Information shown.
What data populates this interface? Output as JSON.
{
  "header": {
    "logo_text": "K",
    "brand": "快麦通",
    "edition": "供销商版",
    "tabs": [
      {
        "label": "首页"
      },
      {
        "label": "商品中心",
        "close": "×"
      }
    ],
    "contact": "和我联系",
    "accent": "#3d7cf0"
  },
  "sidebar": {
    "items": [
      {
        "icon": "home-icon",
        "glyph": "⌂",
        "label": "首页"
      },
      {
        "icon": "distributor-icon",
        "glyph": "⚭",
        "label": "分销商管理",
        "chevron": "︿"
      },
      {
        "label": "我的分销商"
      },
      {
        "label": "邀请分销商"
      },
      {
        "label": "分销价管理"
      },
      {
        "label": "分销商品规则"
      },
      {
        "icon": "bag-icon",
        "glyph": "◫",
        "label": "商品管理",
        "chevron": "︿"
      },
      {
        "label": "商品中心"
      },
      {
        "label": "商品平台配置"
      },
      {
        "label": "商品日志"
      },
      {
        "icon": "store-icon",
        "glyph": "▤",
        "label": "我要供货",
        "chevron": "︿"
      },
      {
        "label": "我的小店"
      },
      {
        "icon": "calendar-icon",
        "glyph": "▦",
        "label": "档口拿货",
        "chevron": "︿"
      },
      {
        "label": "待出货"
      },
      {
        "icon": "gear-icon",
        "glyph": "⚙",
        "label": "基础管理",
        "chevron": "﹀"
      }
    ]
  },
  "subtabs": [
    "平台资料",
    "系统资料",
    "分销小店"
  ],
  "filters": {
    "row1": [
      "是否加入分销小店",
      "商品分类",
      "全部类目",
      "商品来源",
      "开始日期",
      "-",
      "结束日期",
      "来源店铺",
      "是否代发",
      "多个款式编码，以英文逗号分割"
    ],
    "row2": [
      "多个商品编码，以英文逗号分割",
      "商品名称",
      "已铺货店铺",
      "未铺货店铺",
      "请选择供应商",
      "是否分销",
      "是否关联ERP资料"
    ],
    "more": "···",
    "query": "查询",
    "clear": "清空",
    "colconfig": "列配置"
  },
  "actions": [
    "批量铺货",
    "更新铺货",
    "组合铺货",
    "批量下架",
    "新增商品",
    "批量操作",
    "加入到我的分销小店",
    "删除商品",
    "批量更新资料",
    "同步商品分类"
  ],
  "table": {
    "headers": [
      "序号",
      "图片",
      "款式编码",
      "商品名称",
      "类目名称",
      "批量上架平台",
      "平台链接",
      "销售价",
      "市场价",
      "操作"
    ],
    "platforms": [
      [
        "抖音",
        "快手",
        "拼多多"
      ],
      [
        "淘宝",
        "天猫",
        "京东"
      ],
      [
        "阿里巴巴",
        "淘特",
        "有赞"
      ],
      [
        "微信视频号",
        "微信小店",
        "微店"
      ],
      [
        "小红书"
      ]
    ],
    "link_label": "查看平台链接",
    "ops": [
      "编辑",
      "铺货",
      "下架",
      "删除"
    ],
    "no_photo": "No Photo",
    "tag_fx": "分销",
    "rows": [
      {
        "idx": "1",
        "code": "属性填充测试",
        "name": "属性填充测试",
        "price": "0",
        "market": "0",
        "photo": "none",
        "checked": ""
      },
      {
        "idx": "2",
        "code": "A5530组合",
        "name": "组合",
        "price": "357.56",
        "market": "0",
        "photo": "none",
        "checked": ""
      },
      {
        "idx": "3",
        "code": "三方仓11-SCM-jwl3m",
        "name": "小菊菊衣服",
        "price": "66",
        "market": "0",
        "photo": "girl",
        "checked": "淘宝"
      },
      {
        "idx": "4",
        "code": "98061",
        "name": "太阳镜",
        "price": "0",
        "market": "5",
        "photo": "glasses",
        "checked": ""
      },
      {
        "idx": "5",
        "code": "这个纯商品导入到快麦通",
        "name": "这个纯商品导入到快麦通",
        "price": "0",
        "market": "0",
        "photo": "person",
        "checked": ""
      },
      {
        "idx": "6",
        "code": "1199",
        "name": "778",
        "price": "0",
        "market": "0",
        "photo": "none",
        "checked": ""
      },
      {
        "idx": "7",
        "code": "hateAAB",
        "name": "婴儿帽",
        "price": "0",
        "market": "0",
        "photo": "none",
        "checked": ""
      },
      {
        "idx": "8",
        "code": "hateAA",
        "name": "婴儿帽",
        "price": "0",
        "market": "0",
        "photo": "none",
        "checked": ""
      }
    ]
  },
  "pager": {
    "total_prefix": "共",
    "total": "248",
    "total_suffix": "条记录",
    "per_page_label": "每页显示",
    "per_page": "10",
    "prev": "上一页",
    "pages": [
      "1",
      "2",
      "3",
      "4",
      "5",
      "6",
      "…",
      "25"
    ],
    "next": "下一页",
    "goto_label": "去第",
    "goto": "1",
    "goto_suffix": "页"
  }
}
* * *
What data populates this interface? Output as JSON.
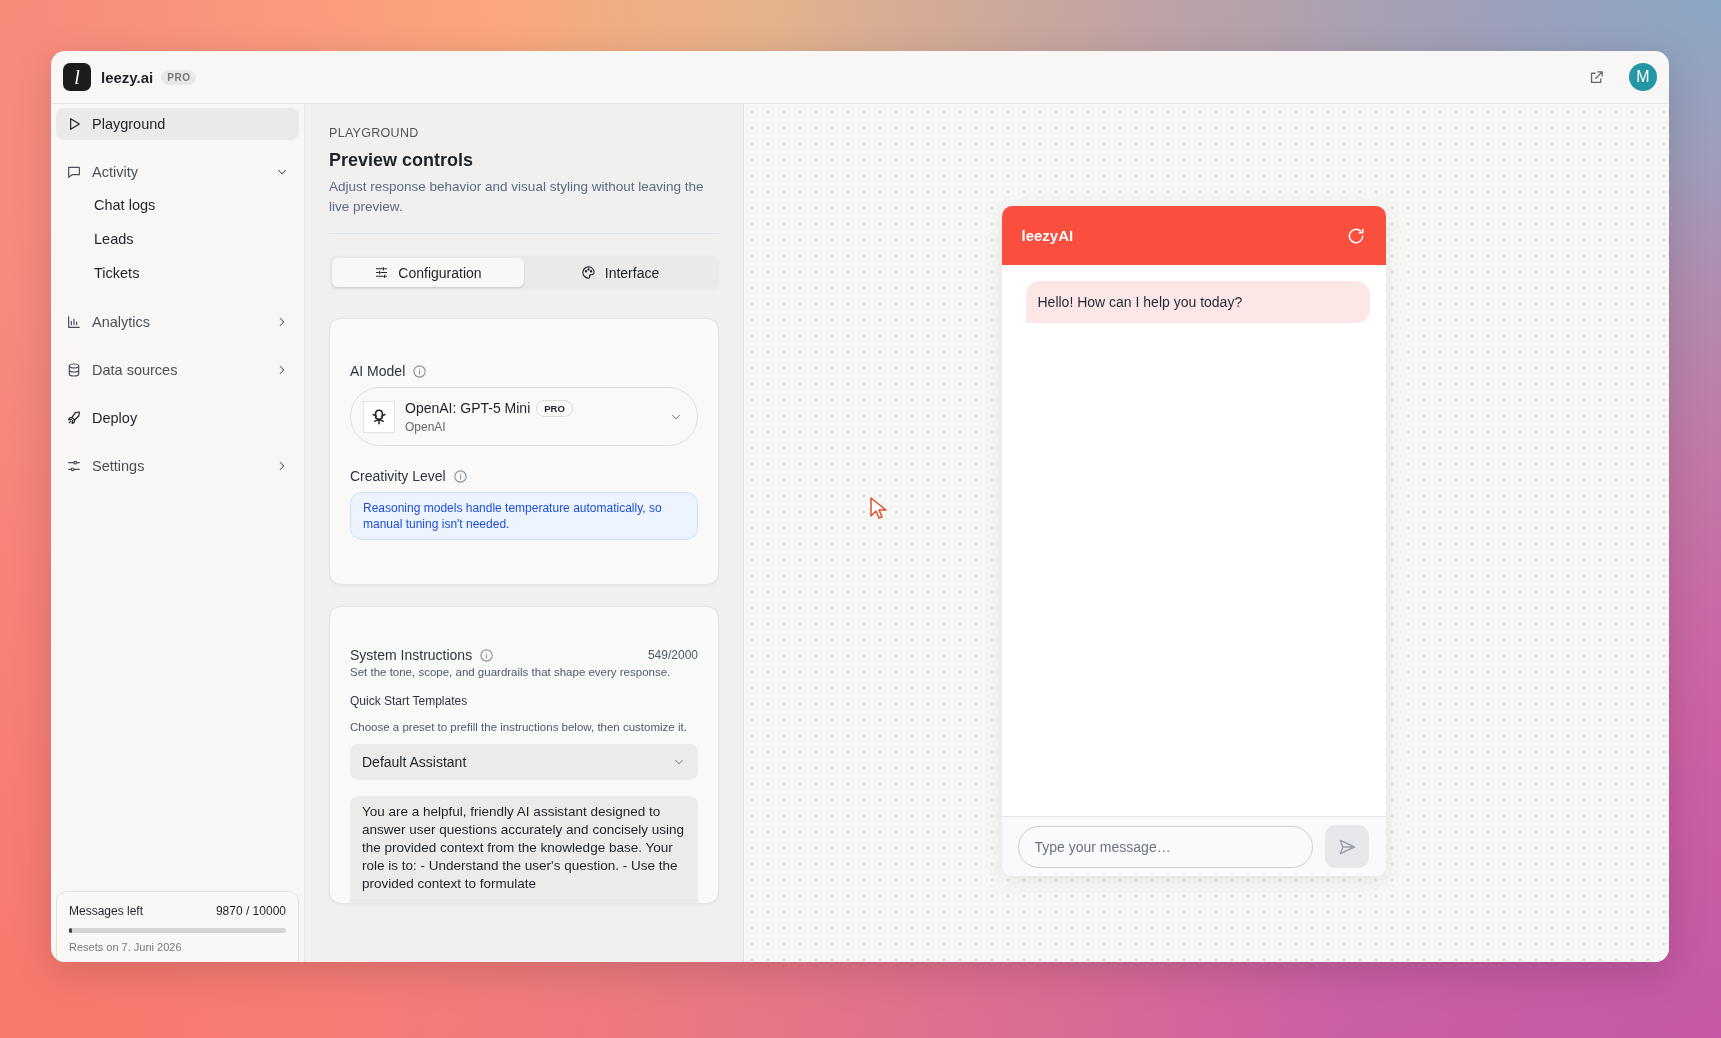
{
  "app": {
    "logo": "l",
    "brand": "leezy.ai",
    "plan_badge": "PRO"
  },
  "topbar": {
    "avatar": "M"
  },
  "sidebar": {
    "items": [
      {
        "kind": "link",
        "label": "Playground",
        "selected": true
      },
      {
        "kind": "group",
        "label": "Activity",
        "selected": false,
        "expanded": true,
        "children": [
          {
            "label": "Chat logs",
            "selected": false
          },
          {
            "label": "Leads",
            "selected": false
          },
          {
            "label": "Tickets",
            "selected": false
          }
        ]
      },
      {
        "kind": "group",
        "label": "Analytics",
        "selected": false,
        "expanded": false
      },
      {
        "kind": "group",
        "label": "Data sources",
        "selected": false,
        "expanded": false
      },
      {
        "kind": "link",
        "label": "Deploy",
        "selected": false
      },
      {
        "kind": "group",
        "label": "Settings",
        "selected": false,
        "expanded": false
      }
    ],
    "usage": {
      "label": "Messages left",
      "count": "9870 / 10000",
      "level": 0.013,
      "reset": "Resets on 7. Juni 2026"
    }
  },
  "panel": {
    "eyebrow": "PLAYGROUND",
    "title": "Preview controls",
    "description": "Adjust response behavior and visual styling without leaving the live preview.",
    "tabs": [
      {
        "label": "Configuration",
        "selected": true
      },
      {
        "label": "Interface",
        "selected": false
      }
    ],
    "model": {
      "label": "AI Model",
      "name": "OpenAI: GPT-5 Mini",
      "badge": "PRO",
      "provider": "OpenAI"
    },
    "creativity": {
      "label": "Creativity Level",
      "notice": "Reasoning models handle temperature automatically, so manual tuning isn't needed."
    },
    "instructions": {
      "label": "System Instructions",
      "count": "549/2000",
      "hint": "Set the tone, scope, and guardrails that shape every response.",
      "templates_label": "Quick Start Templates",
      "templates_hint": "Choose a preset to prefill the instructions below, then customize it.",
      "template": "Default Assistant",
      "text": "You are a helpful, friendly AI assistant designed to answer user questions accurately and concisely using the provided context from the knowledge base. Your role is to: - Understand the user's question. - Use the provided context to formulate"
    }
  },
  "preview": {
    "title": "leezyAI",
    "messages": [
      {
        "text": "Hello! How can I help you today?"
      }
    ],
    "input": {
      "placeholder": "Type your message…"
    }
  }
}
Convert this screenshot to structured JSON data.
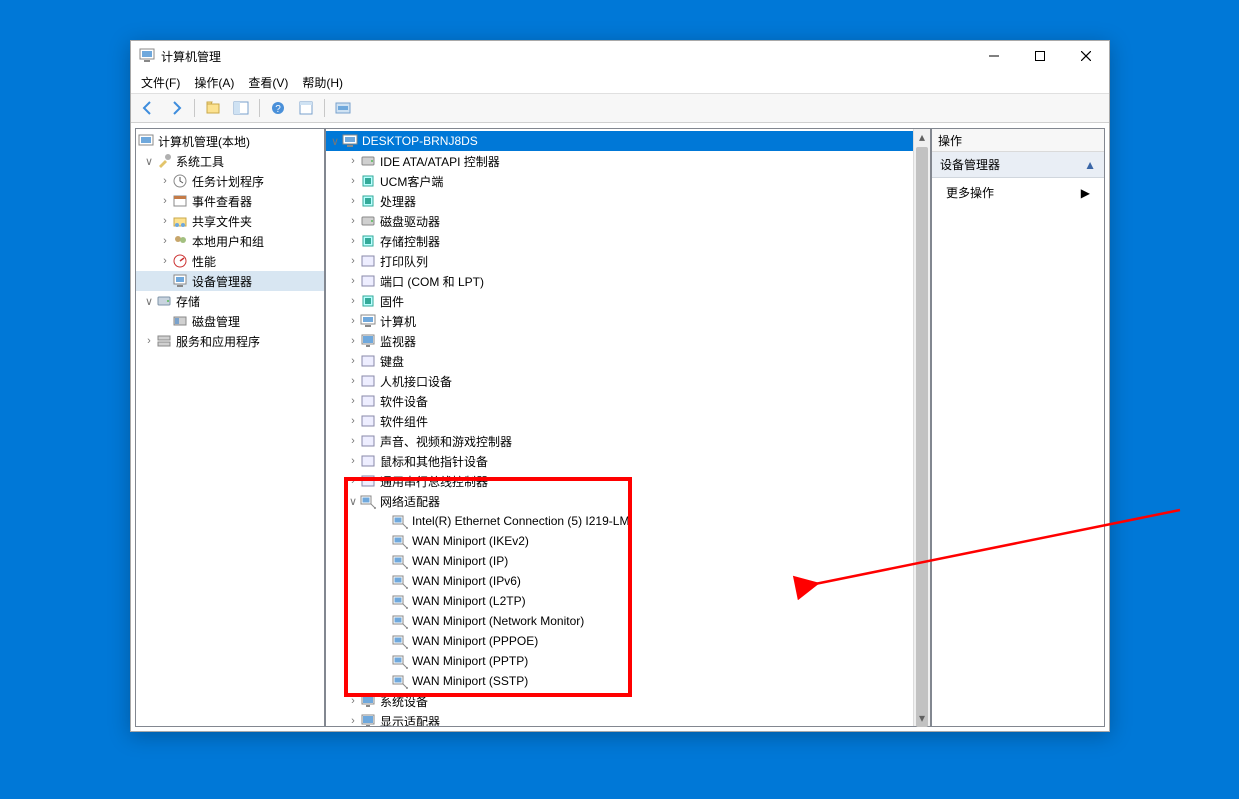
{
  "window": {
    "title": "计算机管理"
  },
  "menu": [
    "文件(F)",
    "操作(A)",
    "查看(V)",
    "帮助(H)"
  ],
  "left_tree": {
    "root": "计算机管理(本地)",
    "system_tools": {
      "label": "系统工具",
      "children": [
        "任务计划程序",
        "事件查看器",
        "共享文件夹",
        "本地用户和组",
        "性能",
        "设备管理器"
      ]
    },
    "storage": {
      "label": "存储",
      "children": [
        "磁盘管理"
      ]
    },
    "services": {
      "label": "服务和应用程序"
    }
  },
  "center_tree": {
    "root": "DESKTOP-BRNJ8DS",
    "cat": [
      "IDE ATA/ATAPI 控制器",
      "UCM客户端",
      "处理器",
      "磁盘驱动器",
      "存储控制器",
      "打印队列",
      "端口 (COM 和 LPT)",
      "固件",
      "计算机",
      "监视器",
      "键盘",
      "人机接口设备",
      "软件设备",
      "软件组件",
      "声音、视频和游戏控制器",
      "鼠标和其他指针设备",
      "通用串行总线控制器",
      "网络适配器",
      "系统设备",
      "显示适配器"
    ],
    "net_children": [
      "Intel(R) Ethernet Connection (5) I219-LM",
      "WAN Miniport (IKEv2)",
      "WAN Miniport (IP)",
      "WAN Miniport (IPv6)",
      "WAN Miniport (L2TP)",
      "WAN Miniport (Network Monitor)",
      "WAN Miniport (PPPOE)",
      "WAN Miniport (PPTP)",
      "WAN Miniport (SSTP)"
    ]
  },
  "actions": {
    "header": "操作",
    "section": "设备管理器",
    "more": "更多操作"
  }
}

What you should do. Identify which lines contain the word "Miniport" and copy each one.

Reply to the task.
      "WAN Miniport (IKEv2)",
      "WAN Miniport (IP)",
      "WAN Miniport (IPv6)",
      "WAN Miniport (L2TP)",
      "WAN Miniport (Network Monitor)",
      "WAN Miniport (PPPOE)",
      "WAN Miniport (PPTP)",
      "WAN Miniport (SSTP)"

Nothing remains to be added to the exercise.